### Work required
Filter the records below and copy every line containing the word "вексельномъ".

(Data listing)
==*==
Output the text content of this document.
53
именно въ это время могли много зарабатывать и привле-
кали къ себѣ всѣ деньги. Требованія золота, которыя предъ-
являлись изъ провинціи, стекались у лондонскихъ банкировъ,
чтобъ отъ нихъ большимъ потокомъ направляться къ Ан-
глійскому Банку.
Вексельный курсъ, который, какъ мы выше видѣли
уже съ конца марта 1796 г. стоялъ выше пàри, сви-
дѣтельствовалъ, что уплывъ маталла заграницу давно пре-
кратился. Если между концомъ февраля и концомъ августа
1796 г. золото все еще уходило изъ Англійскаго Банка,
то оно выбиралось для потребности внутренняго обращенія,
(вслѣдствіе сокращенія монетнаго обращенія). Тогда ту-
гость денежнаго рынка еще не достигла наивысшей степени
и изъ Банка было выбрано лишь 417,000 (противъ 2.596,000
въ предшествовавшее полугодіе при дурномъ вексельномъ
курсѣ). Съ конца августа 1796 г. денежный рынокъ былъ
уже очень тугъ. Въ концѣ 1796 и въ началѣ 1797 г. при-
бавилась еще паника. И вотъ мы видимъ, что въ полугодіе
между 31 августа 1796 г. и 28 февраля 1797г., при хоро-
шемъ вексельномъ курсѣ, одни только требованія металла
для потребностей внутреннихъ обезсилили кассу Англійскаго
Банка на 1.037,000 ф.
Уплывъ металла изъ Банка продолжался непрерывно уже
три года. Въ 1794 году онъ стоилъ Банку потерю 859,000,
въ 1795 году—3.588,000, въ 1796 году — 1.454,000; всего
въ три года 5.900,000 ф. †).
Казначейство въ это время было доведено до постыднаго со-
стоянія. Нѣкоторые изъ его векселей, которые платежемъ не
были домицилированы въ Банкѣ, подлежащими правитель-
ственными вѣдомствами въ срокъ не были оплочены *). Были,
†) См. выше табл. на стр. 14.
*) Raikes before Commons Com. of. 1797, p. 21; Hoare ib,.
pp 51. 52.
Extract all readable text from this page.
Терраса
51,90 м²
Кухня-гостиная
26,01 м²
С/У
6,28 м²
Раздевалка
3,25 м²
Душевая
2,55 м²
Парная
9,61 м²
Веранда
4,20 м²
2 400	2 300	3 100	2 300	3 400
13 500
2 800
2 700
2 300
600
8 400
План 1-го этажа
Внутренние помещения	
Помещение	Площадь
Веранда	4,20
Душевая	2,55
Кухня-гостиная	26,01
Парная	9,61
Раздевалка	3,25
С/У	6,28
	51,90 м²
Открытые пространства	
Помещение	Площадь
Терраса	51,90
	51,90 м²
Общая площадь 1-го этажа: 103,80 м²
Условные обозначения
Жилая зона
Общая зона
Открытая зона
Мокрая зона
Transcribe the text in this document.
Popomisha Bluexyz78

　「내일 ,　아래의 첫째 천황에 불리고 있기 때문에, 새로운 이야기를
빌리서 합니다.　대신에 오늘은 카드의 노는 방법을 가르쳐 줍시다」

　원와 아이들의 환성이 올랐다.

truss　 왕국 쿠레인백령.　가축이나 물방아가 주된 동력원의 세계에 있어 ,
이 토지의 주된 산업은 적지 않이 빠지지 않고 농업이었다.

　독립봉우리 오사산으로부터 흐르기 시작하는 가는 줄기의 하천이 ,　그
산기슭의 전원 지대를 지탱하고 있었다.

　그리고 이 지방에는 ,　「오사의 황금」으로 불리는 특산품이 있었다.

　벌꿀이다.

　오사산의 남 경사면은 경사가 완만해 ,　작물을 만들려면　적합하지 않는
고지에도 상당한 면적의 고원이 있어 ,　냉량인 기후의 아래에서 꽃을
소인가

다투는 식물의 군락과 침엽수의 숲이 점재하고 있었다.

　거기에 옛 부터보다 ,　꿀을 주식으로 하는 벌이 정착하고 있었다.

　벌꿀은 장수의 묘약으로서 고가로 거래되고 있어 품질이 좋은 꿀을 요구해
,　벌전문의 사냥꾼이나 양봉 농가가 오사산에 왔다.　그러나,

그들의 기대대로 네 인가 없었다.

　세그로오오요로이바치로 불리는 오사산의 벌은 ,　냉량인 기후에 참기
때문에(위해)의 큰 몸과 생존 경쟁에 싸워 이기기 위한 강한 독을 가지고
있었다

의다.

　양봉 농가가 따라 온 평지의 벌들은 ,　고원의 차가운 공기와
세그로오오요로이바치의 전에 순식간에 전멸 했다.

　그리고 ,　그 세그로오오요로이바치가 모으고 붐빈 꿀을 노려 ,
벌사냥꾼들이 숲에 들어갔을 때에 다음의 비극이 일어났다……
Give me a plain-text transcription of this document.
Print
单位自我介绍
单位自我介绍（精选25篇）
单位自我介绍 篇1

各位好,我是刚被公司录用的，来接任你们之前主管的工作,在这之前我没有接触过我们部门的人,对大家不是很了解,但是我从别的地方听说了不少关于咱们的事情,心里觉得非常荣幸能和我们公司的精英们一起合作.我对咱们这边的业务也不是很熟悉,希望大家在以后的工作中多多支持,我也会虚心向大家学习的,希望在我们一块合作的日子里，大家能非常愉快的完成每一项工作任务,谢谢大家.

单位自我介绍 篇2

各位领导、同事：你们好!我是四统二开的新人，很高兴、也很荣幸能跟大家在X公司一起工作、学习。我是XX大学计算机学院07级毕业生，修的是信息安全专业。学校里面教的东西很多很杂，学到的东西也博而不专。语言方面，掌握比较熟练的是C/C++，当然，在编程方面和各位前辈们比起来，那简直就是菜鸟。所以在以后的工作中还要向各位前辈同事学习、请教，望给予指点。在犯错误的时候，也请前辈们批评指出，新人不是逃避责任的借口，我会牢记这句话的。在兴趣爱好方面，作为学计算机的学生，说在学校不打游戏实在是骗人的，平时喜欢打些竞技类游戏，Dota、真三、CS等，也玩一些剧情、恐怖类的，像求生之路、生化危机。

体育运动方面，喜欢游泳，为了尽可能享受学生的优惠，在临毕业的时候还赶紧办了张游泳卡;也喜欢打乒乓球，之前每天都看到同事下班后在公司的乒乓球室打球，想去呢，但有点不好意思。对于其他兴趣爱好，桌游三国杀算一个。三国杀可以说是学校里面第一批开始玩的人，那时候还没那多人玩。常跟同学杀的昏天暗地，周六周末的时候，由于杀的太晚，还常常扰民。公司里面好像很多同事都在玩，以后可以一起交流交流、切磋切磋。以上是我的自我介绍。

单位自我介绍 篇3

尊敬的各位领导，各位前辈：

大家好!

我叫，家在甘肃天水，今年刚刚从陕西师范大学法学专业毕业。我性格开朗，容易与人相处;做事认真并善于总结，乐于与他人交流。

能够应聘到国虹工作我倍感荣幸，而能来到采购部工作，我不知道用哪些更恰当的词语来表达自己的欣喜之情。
==*==
### Expected answer
въ предшествовавшее полугодіе при дурномъ вексельномъ
шемъ вексельномъ курсѣ, одни только требованія металла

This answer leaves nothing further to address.